WHAT YOU HAVE TO DO →
Every line below that contains "增强廉洁自律意识" is to be copied.

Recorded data
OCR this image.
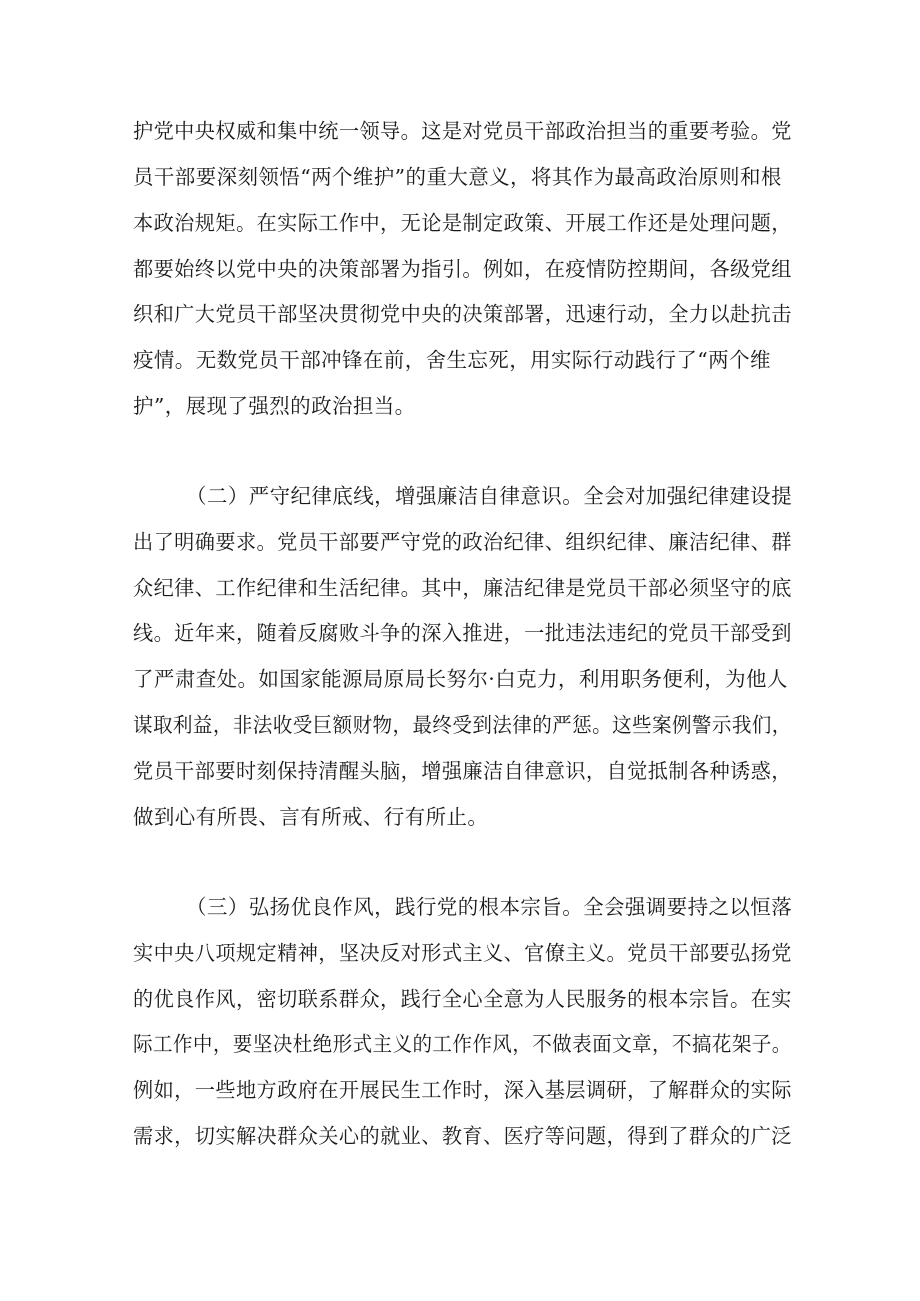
护党中央权威和集中统一领导。这是对党员干部政治担当的重要考验。党
员干部要深刻领悟“两个维护”的重大意义，将其作为最高政治原则和根
本政治规矩。在实际工作中，无论是制定政策、开展工作还是处理问题，
都要始终以党中央的决策部署为指引。例如，在疫情防控期间，各级党组
织和广大党员干部坚决贯彻党中央的决策部署，迅速行动，全力以赴抗击
疫情。无数党员干部冲锋在前，舍生忘死，用实际行动践行了“两个维
护”，展现了强烈的政治担当。
（二）严守纪律底线，增强廉洁自律意识。全会对加强纪律建设提
出了明确要求。党员干部要严守党的政治纪律、组织纪律、廉洁纪律、群
众纪律、工作纪律和生活纪律。其中，廉洁纪律是党员干部必须坚守的底
线。近年来，随着反腐败斗争的深入推进，一批违法违纪的党员干部受到
了严肃查处。如国家能源局原局长努尔·白克力，利用职务便利，为他人
谋取利益，非法收受巨额财物，最终受到法律的严惩。这些案例警示我们，
党员干部要时刻保持清醒头脑，增强廉洁自律意识，自觉抵制各种诱惑，
做到心有所畏、言有所戒、行有所止。
（三）弘扬优良作风，践行党的根本宗旨。全会强调要持之以恒落
实中央八项规定精神，坚决反对形式主义、官僚主义。党员干部要弘扬党
的优良作风，密切联系群众，践行全心全意为人民服务的根本宗旨。在实
际工作中，要坚决杜绝形式主义的工作作风，不做表面文章，不搞花架子。
例如，一些地方政府在开展民生工作时，深入基层调研，了解群众的实际
需求，切实解决群众关心的就业、教育、医疗等问题，得到了群众的广泛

RESULT FOR THIS TASK →
（二）严守纪律底线，增强廉洁自律意识。全会对加强纪律建设提
党员干部要时刻保持清醒头脑，增强廉洁自律意识，自觉抵制各种诱惑，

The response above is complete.